• What is being asked
Could you write out the records below exactly as they appear?

• Data for this exercise
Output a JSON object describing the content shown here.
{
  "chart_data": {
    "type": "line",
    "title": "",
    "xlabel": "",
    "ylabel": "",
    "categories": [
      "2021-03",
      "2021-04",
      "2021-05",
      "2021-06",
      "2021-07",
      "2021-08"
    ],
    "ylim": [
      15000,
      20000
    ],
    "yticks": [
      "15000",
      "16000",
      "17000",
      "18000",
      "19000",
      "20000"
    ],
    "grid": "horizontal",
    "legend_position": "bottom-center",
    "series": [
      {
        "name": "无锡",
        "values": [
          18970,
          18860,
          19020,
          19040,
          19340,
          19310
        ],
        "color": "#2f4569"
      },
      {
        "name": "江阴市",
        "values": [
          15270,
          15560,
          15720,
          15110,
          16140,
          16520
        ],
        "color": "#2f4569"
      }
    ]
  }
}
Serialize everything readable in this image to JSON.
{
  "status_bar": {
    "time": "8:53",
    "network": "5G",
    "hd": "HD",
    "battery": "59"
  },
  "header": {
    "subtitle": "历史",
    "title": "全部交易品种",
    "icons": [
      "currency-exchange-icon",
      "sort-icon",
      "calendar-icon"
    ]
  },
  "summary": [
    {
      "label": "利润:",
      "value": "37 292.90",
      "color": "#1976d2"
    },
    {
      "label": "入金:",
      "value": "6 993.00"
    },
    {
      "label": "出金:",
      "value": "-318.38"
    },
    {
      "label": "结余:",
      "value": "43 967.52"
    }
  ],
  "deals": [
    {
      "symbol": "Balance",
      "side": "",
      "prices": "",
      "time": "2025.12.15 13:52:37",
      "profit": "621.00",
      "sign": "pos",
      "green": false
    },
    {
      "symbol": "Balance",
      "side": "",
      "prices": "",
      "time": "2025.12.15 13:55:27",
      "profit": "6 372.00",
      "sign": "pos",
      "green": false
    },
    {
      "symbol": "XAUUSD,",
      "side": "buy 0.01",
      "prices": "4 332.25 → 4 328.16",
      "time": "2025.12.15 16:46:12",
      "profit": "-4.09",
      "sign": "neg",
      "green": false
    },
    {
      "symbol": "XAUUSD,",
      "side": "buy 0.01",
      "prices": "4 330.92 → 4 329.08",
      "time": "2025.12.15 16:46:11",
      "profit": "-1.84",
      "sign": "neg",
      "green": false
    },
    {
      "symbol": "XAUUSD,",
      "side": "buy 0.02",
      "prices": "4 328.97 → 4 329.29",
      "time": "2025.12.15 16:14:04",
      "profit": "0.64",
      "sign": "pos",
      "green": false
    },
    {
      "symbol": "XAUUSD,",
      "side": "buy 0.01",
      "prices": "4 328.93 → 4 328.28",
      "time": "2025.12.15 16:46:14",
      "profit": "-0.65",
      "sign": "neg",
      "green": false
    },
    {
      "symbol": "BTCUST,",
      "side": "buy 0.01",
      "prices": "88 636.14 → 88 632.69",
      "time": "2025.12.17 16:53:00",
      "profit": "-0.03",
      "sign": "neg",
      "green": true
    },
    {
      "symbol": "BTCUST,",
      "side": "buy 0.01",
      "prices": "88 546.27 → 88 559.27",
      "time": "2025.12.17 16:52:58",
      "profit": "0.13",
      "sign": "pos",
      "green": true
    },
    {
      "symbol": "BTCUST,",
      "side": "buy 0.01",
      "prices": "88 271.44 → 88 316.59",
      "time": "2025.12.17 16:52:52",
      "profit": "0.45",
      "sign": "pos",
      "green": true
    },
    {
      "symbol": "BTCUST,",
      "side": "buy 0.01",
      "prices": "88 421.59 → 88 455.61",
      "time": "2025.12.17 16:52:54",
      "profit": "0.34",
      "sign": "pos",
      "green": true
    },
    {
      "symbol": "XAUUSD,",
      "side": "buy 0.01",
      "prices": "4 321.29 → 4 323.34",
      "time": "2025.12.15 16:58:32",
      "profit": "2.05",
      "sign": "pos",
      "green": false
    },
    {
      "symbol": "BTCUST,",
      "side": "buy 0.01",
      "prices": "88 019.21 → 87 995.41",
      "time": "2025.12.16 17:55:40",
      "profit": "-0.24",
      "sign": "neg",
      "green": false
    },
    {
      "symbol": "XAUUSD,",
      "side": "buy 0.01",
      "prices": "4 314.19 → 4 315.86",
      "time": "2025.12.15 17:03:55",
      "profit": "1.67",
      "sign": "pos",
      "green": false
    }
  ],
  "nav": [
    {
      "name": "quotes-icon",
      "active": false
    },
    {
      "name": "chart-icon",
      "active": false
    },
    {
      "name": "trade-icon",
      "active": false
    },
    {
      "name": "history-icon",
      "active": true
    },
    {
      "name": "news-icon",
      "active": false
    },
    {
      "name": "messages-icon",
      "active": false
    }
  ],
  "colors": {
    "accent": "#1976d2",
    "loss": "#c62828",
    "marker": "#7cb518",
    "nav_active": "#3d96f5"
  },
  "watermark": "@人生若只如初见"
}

• The completed task
Output a JSON object describing the content shown here.
{
  "chart_data": {
    "type": "line",
    "title": "",
    "xlabel": "",
    "ylabel": "",
    "categories": [
      "2021-03",
      "2021-04",
      "2021-05",
      "2021-06",
      "2021-07",
      "2021-08"
    ],
    "ylim": [
      15000,
      20000
    ],
    "yticks": [
      "15000",
      "16000",
      "17000",
      "18000",
      "19000",
      "20000"
    ],
    "grid": "horizontal",
    "legend_position": "bottom-center",
    "series": [
      {
        "name": "无锡",
        "values": [
          18970,
          18860,
          19020,
          19040,
          19340,
          19310
        ],
        "color": "#2f4569"
      },
      {
        "name": "江阴市",
        "values": [
          15270,
          15560,
          15720,
          15110,
          16140,
          16520
        ],
        "color": "#2f4569"
      }
    ]
  }
}
Serialize everything readable in this image to JSON.
{
  "status_bar": {
    "time": "8:53",
    "network": "5G",
    "hd": "HD",
    "battery": "59"
  },
  "header": {
    "subtitle": "历史",
    "title": "全部交易品种",
    "icons": [
      "currency-exchange-icon",
      "sort-icon",
      "calendar-icon"
    ]
  },
  "summary": [
    {
      "label": "利润:",
      "value": "37 292.90",
      "color": "#1976d2"
    },
    {
      "label": "入金:",
      "value": "6 993.00"
    },
    {
      "label": "出金:",
      "value": "-318.38"
    },
    {
      "label": "结余:",
      "value": "43 967.52"
    }
  ],
  "deals": [
    {
      "symbol": "Balance",
      "side": "",
      "prices": "",
      "time": "2025.12.15 13:52:37",
      "profit": "621.00",
      "sign": "pos",
      "green": false
    },
    {
      "symbol": "Balance",
      "side": "",
      "prices": "",
      "time": "2025.12.15 13:55:27",
      "profit": "6 372.00",
      "sign": "pos",
      "green": false
    },
    {
      "symbol": "XAUUSD,",
      "side": "buy 0.01",
      "prices": "4 332.25 → 4 328.16",
      "time": "2025.12.15 16:46:12",
      "profit": "-4.09",
      "sign": "neg",
      "green": false
    },
    {
      "symbol": "XAUUSD,",
      "side": "buy 0.01",
      "prices": "4 330.92 → 4 329.08",
      "time": "2025.12.15 16:46:11",
      "profit": "-1.84",
      "sign": "neg",
      "green": false
    },
    {
      "symbol": "XAUUSD,",
      "side": "buy 0.02",
      "prices": "4 328.97 → 4 329.29",
      "time": "2025.12.15 16:14:04",
      "profit": "0.64",
      "sign": "pos",
      "green": false
    },
    {
      "symbol": "XAUUSD,",
      "side": "buy 0.01",
      "prices": "4 328.93 → 4 328.28",
      "time": "2025.12.15 16:46:14",
      "profit": "-0.65",
      "sign": "neg",
      "green": false
    },
    {
      "symbol": "BTCUST,",
      "side": "buy 0.01",
      "prices": "88 636.14 → 88 632.69",
      "time": "2025.12.17 16:53:00",
      "profit": "-0.03",
      "sign": "neg",
      "green": true
    },
    {
      "symbol": "BTCUST,",
      "side": "buy 0.01",
      "prices": "88 546.27 → 88 559.27",
      "time": "2025.12.17 16:52:58",
      "profit": "0.13",
      "sign": "pos",
      "green": true
    },
    {
      "symbol": "BTCUST,",
      "side": "buy 0.01",
      "prices": "88 271.44 → 88 316.59",
      "time": "2025.12.17 16:52:52",
      "profit": "0.45",
      "sign": "pos",
      "green": true
    },
    {
      "symbol": "BTCUST,",
      "side": "buy 0.01",
      "prices": "88 421.59 → 88 455.61",
      "time": "2025.12.17 16:52:54",
      "profit": "0.34",
      "sign": "pos",
      "green": true
    },
    {
      "symbol": "XAUUSD,",
      "side": "buy 0.01",
      "prices": "4 321.29 → 4 323.34",
      "time": "2025.12.15 16:58:32",
      "profit": "2.05",
      "sign": "pos",
      "green": false
    },
    {
      "symbol": "BTCUST,",
      "side": "buy 0.01",
      "prices": "88 019.21 → 87 995.41",
      "time": "2025.12.16 17:55:40",
      "profit": "-0.24",
      "sign": "neg",
      "green": false
    },
    {
      "symbol": "XAUUSD,",
      "side": "buy 0.01",
      "prices": "4 314.19 → 4 315.86",
      "time": "2025.12.15 17:03:55",
      "profit": "1.67",
      "sign": "pos",
      "green": false
    }
  ],
  "nav": [
    {
      "name": "quotes-icon",
      "active": false
    },
    {
      "name": "chart-icon",
      "active": false
    },
    {
      "name": "trade-icon",
      "active": false
    },
    {
      "name": "history-icon",
      "active": true
    },
    {
      "name": "news-icon",
      "active": false
    },
    {
      "name": "messages-icon",
      "active": false
    }
  ],
  "colors": {
    "accent": "#1976d2",
    "loss": "#c62828",
    "marker": "#7cb518",
    "nav_active": "#3d96f5"
  },
  "watermark": "@人生若只如初见"
}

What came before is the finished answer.